=== INPUT RECORDS ===
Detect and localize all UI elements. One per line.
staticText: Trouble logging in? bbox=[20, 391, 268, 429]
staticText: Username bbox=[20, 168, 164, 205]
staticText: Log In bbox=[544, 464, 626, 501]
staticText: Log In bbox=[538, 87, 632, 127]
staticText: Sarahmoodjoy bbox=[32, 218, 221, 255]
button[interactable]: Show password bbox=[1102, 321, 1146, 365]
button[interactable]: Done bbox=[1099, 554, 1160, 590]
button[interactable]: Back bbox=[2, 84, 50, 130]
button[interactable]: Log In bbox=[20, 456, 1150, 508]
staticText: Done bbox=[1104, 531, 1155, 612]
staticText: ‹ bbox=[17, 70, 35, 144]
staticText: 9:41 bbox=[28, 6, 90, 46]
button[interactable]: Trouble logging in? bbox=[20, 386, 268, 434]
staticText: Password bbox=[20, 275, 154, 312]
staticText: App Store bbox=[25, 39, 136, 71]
===
[YOUR GOAL]: Rewrite the entries above as a JSON list of strings, with one string for each line and blank lines left out.

[TASK RESPONSE]:
[
  "Detect and localize all UI elements. One per line.",
  "staticText: Trouble logging in? bbox=[20, 391, 268, 429]",
  "staticText: Username bbox=[20, 168, 164, 205]",
  "staticText: Log In bbox=[544, 464, 626, 501]",
  "staticText: Log In bbox=[538, 87, 632, 127]",
  "staticText: Sarahmoodjoy bbox=[32, 218, 221, 255]",
  "button[interactable]: Show password bbox=[1102, 321, 1146, 365]",
  "button[interactable]: Done bbox=[1099, 554, 1160, 590]",
  "button[interactable]: Back bbox=[2, 84, 50, 130]",
  "button[interactable]: Log In bbox=[20, 456, 1150, 508]",
  "staticText: Done bbox=[1104, 531, 1155, 612]",
  "staticText: ‹ bbox=[17, 70, 35, 144]",
  "staticText: 9:41 bbox=[28, 6, 90, 46]",
  "button[interactable]: Trouble logging in? bbox=[20, 386, 268, 434]",
  "staticText: Password bbox=[20, 275, 154, 312]",
  "staticText: App Store bbox=[25, 39, 136, 71]"
]